§ Exercise objective:
Within the records that follow, find every line containing the string "title". Copy those lines.

(A block of data)
....
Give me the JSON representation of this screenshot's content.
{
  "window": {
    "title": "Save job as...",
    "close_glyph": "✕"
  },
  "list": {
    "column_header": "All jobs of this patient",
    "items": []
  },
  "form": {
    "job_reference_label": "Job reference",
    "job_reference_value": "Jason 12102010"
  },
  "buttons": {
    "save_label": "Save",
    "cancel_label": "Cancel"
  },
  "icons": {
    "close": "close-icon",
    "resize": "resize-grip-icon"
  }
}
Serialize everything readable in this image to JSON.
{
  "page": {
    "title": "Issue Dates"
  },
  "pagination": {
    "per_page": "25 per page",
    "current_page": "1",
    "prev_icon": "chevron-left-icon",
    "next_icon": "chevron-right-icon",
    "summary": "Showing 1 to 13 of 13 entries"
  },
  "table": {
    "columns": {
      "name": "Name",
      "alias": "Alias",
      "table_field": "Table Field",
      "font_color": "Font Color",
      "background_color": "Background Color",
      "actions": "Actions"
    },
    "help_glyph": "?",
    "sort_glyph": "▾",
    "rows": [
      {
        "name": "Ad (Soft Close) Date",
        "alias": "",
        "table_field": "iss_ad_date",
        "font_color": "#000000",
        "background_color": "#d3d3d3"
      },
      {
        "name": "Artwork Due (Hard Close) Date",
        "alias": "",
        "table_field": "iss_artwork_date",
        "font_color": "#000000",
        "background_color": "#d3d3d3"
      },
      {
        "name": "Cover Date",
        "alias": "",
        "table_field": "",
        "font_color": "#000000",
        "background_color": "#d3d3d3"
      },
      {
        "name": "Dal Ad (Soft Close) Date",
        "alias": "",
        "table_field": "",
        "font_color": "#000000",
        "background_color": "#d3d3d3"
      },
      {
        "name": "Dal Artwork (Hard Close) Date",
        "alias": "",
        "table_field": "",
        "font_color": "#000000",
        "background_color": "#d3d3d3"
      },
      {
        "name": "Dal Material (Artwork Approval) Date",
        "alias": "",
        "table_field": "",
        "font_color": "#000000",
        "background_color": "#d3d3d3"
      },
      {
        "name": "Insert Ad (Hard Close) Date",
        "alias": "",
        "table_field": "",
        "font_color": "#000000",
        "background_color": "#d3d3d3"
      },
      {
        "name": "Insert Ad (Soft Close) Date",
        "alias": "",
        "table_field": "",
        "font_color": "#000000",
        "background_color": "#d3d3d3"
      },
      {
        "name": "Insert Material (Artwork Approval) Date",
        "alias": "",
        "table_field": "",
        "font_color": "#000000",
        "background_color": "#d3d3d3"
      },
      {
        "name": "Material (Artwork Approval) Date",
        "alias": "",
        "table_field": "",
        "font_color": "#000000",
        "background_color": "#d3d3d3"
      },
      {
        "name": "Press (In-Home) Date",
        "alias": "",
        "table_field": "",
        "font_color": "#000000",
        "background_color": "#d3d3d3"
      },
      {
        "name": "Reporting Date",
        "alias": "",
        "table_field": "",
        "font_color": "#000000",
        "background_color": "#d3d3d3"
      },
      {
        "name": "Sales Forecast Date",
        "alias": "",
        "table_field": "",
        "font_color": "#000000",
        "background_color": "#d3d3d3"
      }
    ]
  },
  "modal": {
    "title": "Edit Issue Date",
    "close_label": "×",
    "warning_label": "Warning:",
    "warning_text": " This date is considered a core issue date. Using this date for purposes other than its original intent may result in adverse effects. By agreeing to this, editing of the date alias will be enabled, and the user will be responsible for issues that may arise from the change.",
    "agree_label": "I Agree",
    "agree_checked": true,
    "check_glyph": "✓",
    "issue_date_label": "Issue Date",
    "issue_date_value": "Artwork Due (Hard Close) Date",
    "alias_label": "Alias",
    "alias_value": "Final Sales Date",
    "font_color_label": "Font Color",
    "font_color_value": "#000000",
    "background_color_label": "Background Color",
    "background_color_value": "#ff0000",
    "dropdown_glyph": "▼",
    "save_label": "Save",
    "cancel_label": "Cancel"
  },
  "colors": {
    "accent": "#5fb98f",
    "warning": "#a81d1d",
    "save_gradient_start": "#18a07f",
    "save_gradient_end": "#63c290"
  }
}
....
§ Exercise response:
    "title": "Save job as...",
    "title": "Issue Dates"
    "title": "Edit Issue Date",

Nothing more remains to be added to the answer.